Do not carry the pictures over; copy every other part of the entries exactly.

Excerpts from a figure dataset
— BEGIN —
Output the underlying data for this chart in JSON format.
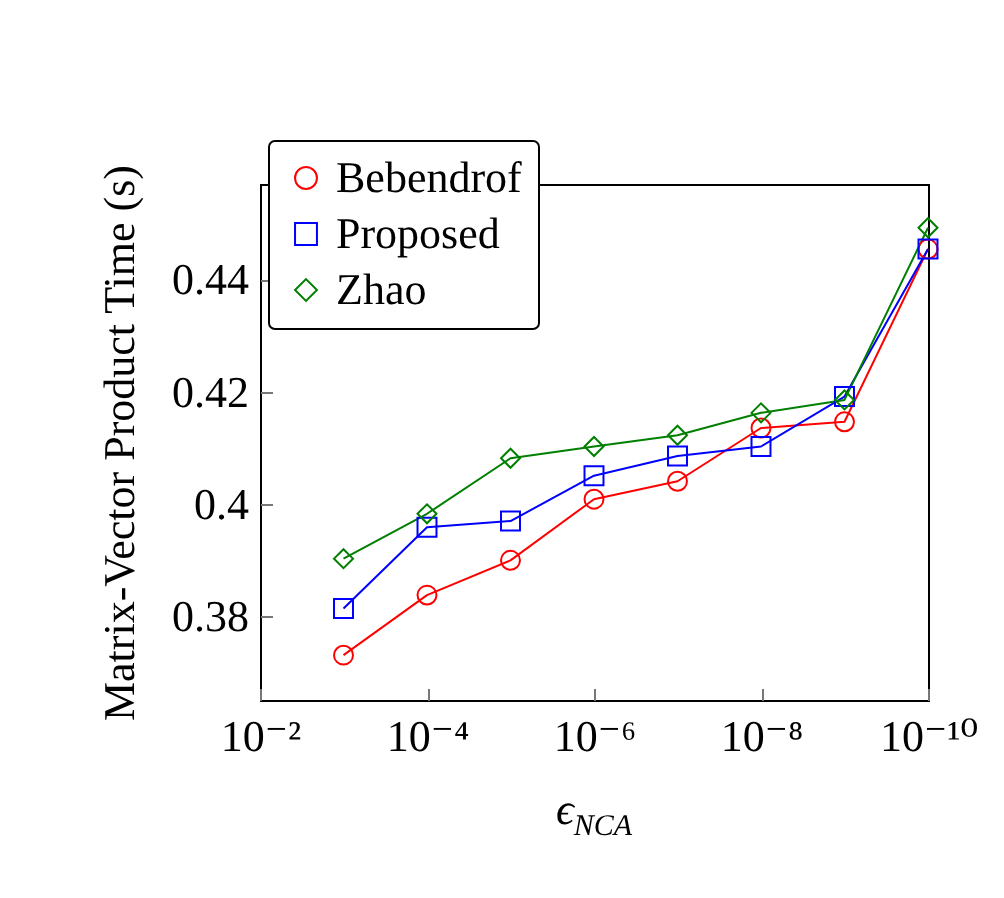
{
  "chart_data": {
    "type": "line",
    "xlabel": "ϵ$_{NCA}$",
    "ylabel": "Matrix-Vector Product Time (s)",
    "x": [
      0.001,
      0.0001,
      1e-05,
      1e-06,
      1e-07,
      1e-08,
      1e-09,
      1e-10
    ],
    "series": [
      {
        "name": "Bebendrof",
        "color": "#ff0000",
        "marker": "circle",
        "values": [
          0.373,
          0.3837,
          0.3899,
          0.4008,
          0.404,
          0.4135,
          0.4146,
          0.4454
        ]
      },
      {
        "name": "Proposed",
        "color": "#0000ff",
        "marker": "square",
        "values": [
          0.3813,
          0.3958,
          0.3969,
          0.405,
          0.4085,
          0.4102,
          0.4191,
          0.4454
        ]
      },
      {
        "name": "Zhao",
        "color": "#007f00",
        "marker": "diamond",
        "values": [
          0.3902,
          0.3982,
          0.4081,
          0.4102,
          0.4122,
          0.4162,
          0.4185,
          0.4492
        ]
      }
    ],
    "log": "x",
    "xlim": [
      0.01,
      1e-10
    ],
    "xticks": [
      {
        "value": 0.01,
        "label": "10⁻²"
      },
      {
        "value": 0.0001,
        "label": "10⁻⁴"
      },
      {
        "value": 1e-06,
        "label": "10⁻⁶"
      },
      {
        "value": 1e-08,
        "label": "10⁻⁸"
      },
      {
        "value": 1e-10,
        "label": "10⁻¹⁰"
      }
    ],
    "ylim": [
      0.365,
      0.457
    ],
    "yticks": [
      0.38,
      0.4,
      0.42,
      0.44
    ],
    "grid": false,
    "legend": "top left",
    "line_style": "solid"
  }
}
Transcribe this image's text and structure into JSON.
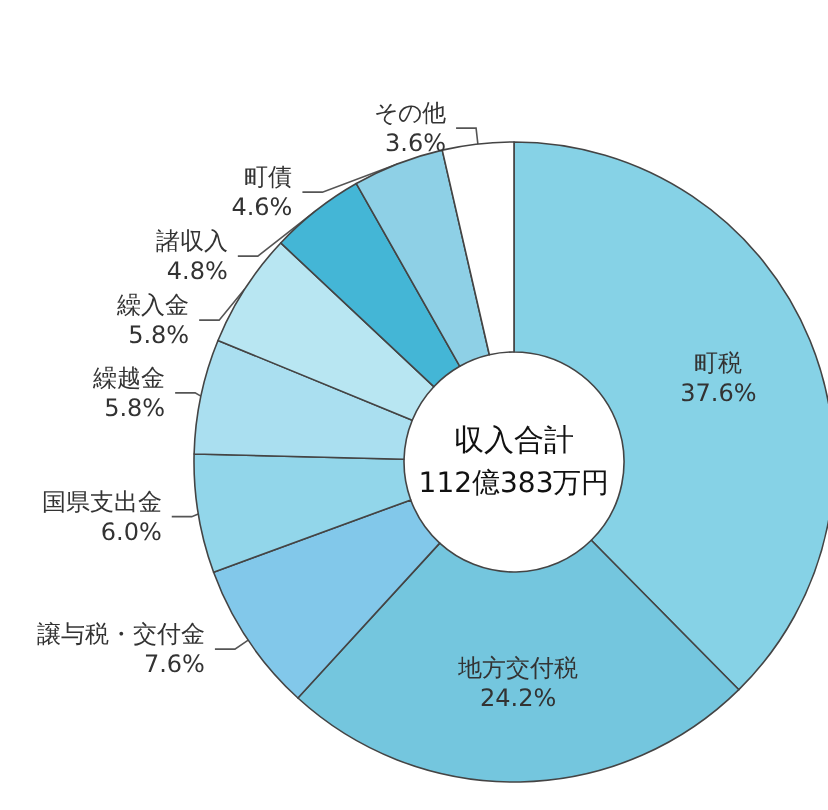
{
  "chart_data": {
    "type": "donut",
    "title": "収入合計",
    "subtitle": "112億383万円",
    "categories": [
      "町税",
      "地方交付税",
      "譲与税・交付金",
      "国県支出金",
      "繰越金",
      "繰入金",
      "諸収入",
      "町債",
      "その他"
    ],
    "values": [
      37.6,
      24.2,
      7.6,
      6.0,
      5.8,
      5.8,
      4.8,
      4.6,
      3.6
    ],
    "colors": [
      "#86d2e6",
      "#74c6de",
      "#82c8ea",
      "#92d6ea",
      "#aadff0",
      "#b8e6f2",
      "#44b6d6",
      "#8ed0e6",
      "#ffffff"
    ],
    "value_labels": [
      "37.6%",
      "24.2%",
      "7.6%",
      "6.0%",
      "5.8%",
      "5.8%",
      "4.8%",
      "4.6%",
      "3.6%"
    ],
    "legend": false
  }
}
— END —
- IN RESPONSE:
Output the underlying data for this chart in JSON format.
{
  "chart_data": {
    "type": "line",
    "xlabel": "ϵ$_{NCA}$",
    "ylabel": "Matrix-Vector Product Time (s)",
    "x": [
      0.001,
      0.0001,
      1e-05,
      1e-06,
      1e-07,
      1e-08,
      1e-09,
      1e-10
    ],
    "series": [
      {
        "name": "Bebendrof",
        "color": "#ff0000",
        "marker": "circle",
        "values": [
          0.373,
          0.3837,
          0.3899,
          0.4008,
          0.404,
          0.4135,
          0.4146,
          0.4454
        ]
      },
      {
        "name": "Proposed",
        "color": "#0000ff",
        "marker": "square",
        "values": [
          0.3813,
          0.3958,
          0.3969,
          0.405,
          0.4085,
          0.4102,
          0.4191,
          0.4454
        ]
      },
      {
        "name": "Zhao",
        "color": "#007f00",
        "marker": "diamond",
        "values": [
          0.3902,
          0.3982,
          0.4081,
          0.4102,
          0.4122,
          0.4162,
          0.4185,
          0.4492
        ]
      }
    ],
    "log": "x",
    "xlim": [
      0.01,
      1e-10
    ],
    "xticks": [
      {
        "value": 0.01,
        "label": "10⁻²"
      },
      {
        "value": 0.0001,
        "label": "10⁻⁴"
      },
      {
        "value": 1e-06,
        "label": "10⁻⁶"
      },
      {
        "value": 1e-08,
        "label": "10⁻⁸"
      },
      {
        "value": 1e-10,
        "label": "10⁻¹⁰"
      }
    ],
    "ylim": [
      0.365,
      0.457
    ],
    "yticks": [
      0.38,
      0.4,
      0.42,
      0.44
    ],
    "grid": false,
    "legend": "top left",
    "line_style": "solid"
  }
}
Transcribe this image's text and structure into JSON.
{
  "chart_data": {
    "type": "donut",
    "title": "収入合計",
    "subtitle": "112億383万円",
    "categories": [
      "町税",
      "地方交付税",
      "譲与税・交付金",
      "国県支出金",
      "繰越金",
      "繰入金",
      "諸収入",
      "町債",
      "その他"
    ],
    "values": [
      37.6,
      24.2,
      7.6,
      6.0,
      5.8,
      5.8,
      4.8,
      4.6,
      3.6
    ],
    "colors": [
      "#86d2e6",
      "#74c6de",
      "#82c8ea",
      "#92d6ea",
      "#aadff0",
      "#b8e6f2",
      "#44b6d6",
      "#8ed0e6",
      "#ffffff"
    ],
    "value_labels": [
      "37.6%",
      "24.2%",
      "7.6%",
      "6.0%",
      "5.8%",
      "5.8%",
      "4.8%",
      "4.6%",
      "3.6%"
    ],
    "legend": false
  }
}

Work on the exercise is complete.